Report how many lines of the listing below include the word "vision". Give nothing but the number.

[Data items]
* * * * *
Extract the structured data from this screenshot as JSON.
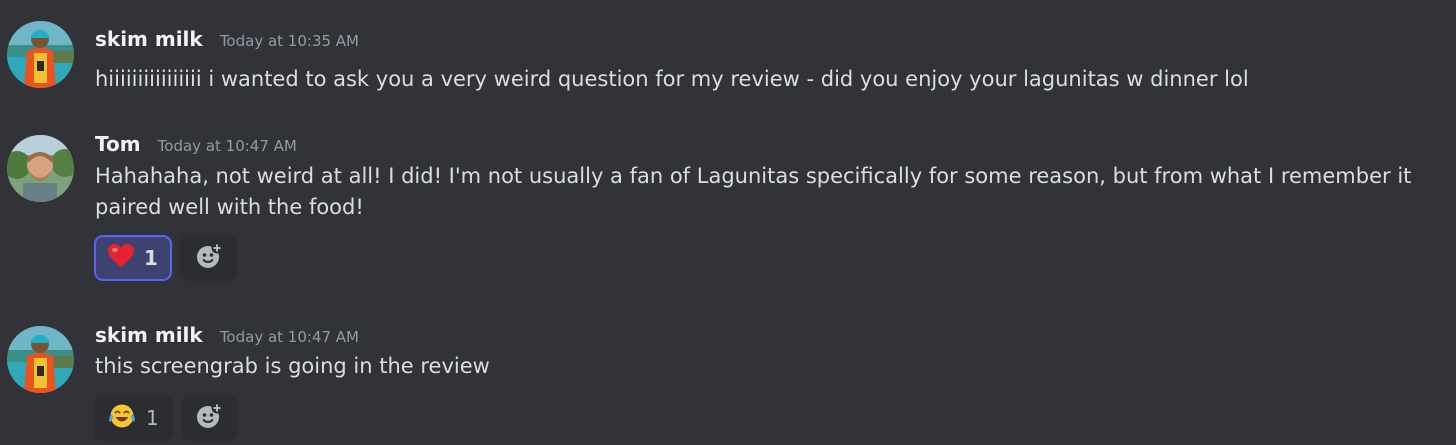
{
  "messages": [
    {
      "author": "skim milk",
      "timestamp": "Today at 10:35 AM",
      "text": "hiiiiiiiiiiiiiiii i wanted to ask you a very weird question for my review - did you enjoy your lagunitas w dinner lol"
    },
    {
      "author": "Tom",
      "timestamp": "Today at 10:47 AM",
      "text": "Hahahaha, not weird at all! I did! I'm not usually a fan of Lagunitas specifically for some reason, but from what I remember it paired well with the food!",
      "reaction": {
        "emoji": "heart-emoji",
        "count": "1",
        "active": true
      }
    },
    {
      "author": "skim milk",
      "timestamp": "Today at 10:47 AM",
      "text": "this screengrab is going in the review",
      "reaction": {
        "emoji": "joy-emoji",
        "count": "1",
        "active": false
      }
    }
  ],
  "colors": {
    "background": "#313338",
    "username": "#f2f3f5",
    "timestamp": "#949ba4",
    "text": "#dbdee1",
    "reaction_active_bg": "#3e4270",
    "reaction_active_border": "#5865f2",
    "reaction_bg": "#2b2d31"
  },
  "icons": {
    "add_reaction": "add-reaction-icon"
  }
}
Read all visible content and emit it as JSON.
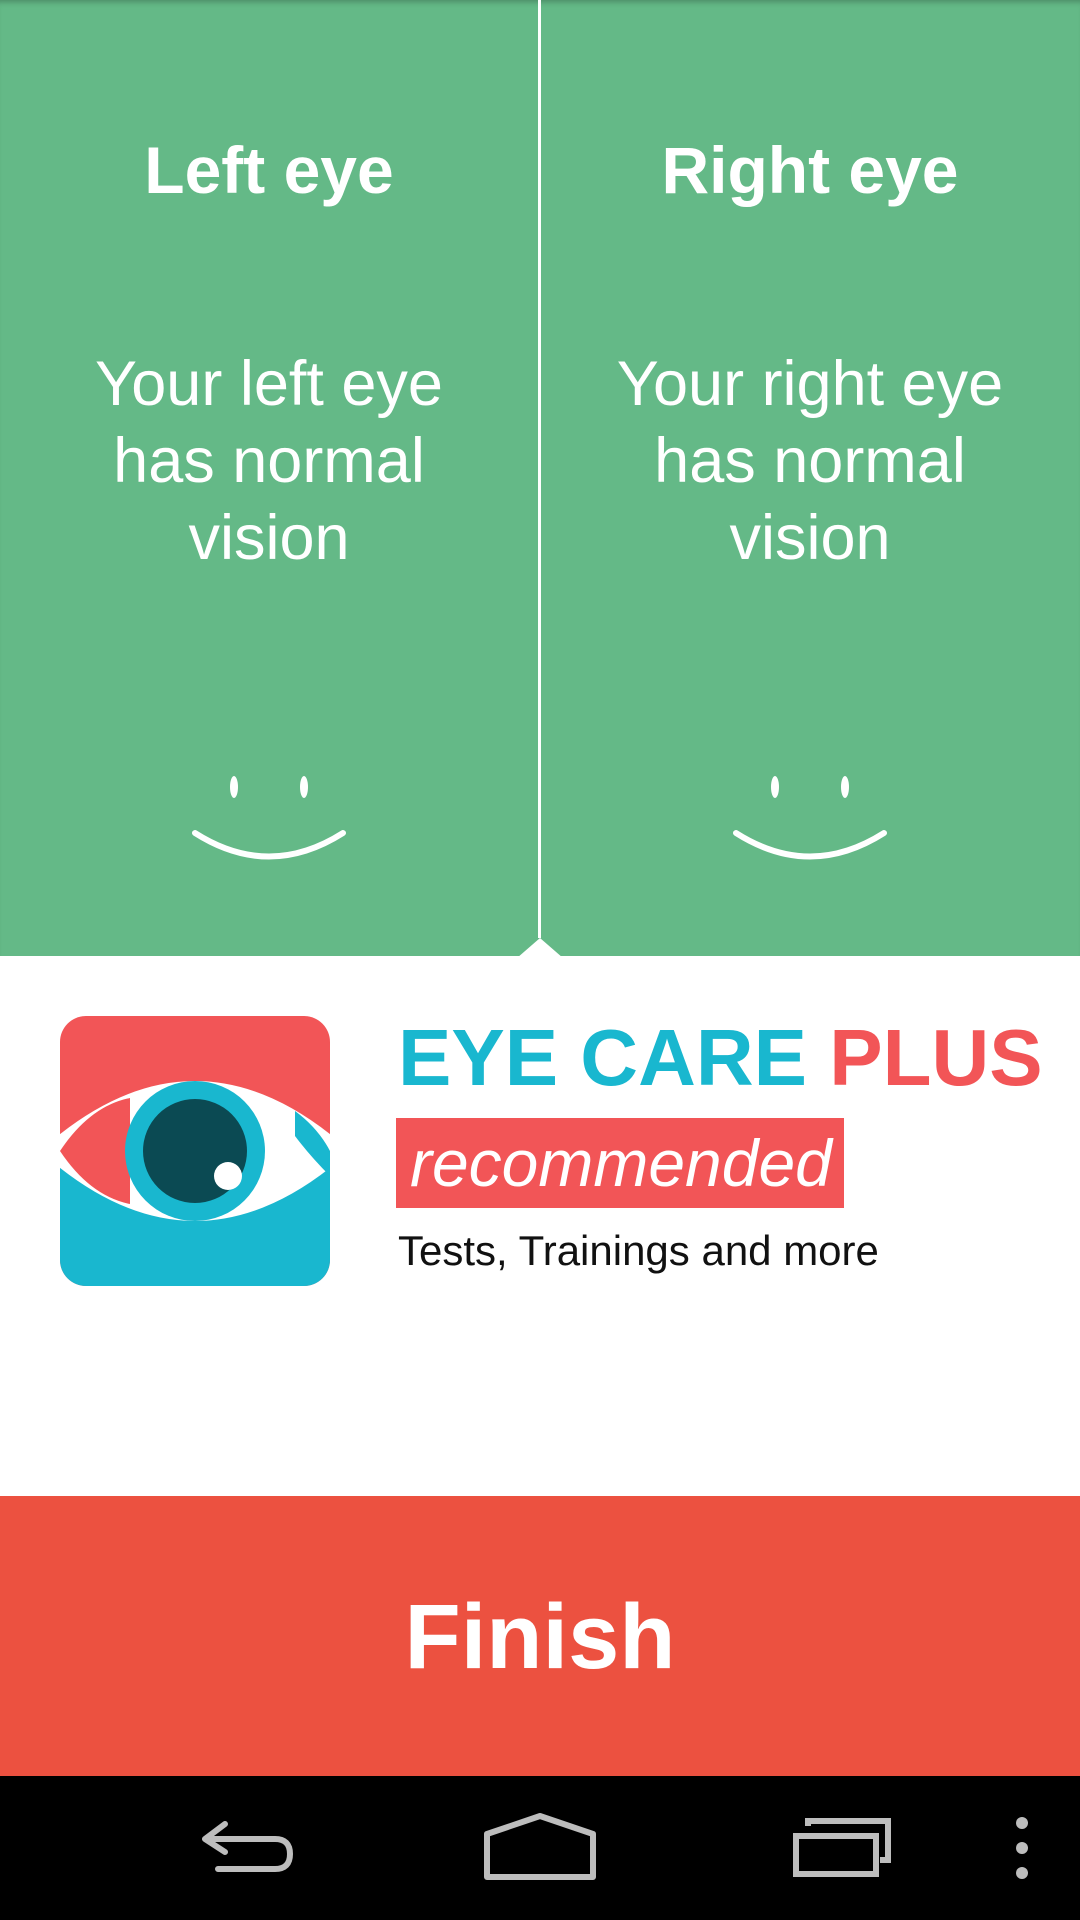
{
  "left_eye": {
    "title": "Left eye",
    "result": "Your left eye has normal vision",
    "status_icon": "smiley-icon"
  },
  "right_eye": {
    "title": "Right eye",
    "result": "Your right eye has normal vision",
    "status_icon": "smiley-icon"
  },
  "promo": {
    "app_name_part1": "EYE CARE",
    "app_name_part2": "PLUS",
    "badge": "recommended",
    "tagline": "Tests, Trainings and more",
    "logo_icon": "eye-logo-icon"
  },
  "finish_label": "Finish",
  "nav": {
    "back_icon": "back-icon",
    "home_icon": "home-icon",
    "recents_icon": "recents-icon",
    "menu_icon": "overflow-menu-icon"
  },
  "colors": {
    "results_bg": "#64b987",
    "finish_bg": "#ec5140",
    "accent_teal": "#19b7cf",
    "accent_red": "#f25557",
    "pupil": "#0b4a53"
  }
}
* * * * *
Response:
2